Problem >> In full and without deviation, write out the entries that follow.

Given records >>
____________________
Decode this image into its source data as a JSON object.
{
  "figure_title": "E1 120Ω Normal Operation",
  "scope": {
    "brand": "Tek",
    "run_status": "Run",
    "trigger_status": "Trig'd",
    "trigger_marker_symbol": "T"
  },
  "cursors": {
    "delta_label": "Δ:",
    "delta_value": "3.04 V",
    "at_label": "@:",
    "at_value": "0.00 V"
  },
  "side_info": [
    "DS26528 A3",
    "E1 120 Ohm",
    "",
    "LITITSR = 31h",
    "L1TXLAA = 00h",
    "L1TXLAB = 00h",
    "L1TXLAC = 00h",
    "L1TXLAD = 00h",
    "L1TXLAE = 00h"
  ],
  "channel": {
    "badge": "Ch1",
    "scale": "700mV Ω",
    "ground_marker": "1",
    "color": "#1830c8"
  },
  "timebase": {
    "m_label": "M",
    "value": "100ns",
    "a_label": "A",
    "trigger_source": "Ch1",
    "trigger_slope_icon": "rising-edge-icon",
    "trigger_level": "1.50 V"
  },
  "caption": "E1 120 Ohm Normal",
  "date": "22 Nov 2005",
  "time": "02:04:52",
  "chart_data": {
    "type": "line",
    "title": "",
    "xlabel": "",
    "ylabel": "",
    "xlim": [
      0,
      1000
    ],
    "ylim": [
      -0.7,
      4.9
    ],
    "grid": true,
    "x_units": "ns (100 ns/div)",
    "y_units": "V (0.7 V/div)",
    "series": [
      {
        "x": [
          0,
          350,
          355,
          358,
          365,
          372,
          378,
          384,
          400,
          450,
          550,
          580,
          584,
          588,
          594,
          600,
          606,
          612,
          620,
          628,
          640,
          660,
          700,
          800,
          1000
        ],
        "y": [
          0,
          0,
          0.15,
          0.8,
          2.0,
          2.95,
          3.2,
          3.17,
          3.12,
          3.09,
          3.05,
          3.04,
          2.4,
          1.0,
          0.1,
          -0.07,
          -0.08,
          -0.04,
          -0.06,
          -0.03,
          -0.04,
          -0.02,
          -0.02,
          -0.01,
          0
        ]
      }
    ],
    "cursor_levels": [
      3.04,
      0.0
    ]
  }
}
____________________
Exercise output >>
Decode this image into its source data as a JSON object.
{
  "figure_title": "E1 120Ω Normal Operation",
  "scope": {
    "brand": "Tek",
    "run_status": "Run",
    "trigger_status": "Trig'd",
    "trigger_marker_symbol": "T"
  },
  "cursors": {
    "delta_label": "Δ:",
    "delta_value": "3.04 V",
    "at_label": "@:",
    "at_value": "0.00 V"
  },
  "side_info": [
    "DS26528 A3",
    "E1 120 Ohm",
    "",
    "LITITSR = 31h",
    "L1TXLAA = 00h",
    "L1TXLAB = 00h",
    "L1TXLAC = 00h",
    "L1TXLAD = 00h",
    "L1TXLAE = 00h"
  ],
  "channel": {
    "badge": "Ch1",
    "scale": "700mV Ω",
    "ground_marker": "1",
    "color": "#1830c8"
  },
  "timebase": {
    "m_label": "M",
    "value": "100ns",
    "a_label": "A",
    "trigger_source": "Ch1",
    "trigger_slope_icon": "rising-edge-icon",
    "trigger_level": "1.50 V"
  },
  "caption": "E1 120 Ohm Normal",
  "date": "22 Nov 2005",
  "time": "02:04:52",
  "chart_data": {
    "type": "line",
    "title": "",
    "xlabel": "",
    "ylabel": "",
    "xlim": [
      0,
      1000
    ],
    "ylim": [
      -0.7,
      4.9
    ],
    "grid": true,
    "x_units": "ns (100 ns/div)",
    "y_units": "V (0.7 V/div)",
    "series": [
      {
        "x": [
          0,
          350,
          355,
          358,
          365,
          372,
          378,
          384,
          400,
          450,
          550,
          580,
          584,
          588,
          594,
          600,
          606,
          612,
          620,
          628,
          640,
          660,
          700,
          800,
          1000
        ],
        "y": [
          0,
          0,
          0.15,
          0.8,
          2.0,
          2.95,
          3.2,
          3.17,
          3.12,
          3.09,
          3.05,
          3.04,
          2.4,
          1.0,
          0.1,
          -0.07,
          -0.08,
          -0.04,
          -0.06,
          -0.03,
          -0.04,
          -0.02,
          -0.02,
          -0.01,
          0
        ]
      }
    ],
    "cursor_levels": [
      3.04,
      0.0
    ]
  }
}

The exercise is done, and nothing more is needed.